Complete the following:
(a) From the notes on lateral column lengthening, quote the part that opens with the words containing "Clinical Outcomes" and closes with "higher revision rates.".
(b) In one to three sentences, explain how lateral column lengthening restores the medial longitudinal arch, according to the notes on this procedure.

START Selected extract

E.V.A.N.S.EVANS — Osteotomy Landmarks and Execution
L.E.N.G.T.H.E.N.LENGTHEN — Decision Making and Pitfalls
Surgical Indications
Absolute Indications
- Symptomatic flexible flatfoot (stage II PTTD) with greater than 40 percent talonavicular uncoverage on weight-bearing AP radiograph
- Persistent forefoot abduction and medial arch collapse after adequate trial of orthotics and physical therapy
- Combined procedure planned with medial displacement calcaneal osteotomy and FDL transfer for comprehensive stage II reconstruction
Relative Indications
- Adolescent or young adult flexible flatfoot with progressive deformity and activity-limiting pain
- Isolated forefoot abduction deformity after previous hindfoot correction where residual uncoverage produces symptoms
- Patient preference for joint-preserving reconstruction over arthrodesis when deformity is flexible
Contraindications
Absolute:
- Rigid flatfoot deformity (stage III or IV) with subtalar or midtarsal arthritis — arthrodesis is required
- Active infection or open wound at the surgical site
- Severe vascular insufficiency precluding wound healing
Relative:
- Smoker or diabetic with poor glycaemic control — optimise before surgery or consider allograft with supplemental fixation
- Previous subtalar or calcaneal surgery that distorts landmarks
- Patient unwilling or unable to comply with non-weight-bearing post-operative protocol
Evidence for Lateral Column Lengthening
Biomechanical Rationale
Lateral column lengthening restores the medial longitudinal arch by increasing the distance between the calcaneus and the forefoot, thereby reducing forefoot abduction and improving talar head coverage by the navicular. Cadaveric studies demonstrate that a 6-8 mm lengthening reduces talonavicular uncoverage from 50 percent to less than 20 percent and increases the medial cuneiform height by 4-6 mm.
Clinical Outcomes
When performed as part of a comprehensive flatfoot reconstruction (MDCO + LCL + FDL transfer), patient-reported outcomes improve significantly. AOFAS scores rise from the low 40s pre-operatively to the mid-80s at two years. Union rates exceed 90 percent with tricortical autograft. Isolated LCL without addressing hindfoot valgus produces inferior results and higher revision rates.

END Selected extract
START Excerpted records

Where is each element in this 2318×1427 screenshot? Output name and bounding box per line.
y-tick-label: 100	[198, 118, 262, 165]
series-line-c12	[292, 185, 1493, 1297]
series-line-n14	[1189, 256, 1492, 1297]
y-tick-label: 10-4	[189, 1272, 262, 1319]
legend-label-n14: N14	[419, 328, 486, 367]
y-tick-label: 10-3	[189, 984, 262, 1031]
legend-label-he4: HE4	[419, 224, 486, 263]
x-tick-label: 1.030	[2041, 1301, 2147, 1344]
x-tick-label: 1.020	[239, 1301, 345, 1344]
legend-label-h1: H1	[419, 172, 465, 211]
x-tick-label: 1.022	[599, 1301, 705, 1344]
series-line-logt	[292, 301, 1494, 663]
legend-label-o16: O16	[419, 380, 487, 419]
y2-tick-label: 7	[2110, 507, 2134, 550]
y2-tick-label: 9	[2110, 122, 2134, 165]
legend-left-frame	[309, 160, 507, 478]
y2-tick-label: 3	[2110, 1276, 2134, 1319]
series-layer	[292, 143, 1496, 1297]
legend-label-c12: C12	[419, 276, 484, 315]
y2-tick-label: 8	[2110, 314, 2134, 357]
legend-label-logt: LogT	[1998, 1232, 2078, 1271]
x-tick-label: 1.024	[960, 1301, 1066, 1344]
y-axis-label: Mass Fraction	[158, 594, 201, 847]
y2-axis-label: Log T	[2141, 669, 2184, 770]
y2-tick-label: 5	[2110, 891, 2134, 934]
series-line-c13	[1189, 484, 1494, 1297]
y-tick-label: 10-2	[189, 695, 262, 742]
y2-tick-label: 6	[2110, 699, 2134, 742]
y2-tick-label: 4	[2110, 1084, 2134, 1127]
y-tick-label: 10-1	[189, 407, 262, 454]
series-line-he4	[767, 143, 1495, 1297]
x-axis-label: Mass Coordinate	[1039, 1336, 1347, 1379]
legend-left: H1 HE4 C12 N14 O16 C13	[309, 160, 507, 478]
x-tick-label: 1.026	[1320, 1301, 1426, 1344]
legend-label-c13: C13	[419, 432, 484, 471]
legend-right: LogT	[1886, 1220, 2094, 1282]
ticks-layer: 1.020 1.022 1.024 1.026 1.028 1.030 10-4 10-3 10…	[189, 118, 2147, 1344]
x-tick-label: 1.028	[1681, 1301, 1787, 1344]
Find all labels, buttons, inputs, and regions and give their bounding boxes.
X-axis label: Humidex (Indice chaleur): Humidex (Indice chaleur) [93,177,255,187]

END Excerpted records

Answers to the problems:
(a)
Clinical Outcomes
When performed as part of a comprehensive flatfoot reconstruction (MDCO + LCL + FDL transfer), patient-reported outcomes improve significantly. AOFAS scores rise from the low 40s pre-operatively to the mid-80s at two years. Union rates exceed 90 percent with tricortical autograft. Isolated LCL without addressing hindfoot valgus produces inferior results and higher revision rates.

(b) It increases the distance between the calcaneus and the forefoot. This reduces forefoot abduction and improves the navicular's coverage of the talar head. In cadaveric studies, a 6-8 mm lengthening cut talonavicular uncoverage from 50 percent to less than 20 percent and raised medial cuneiform height by 4-6 mm.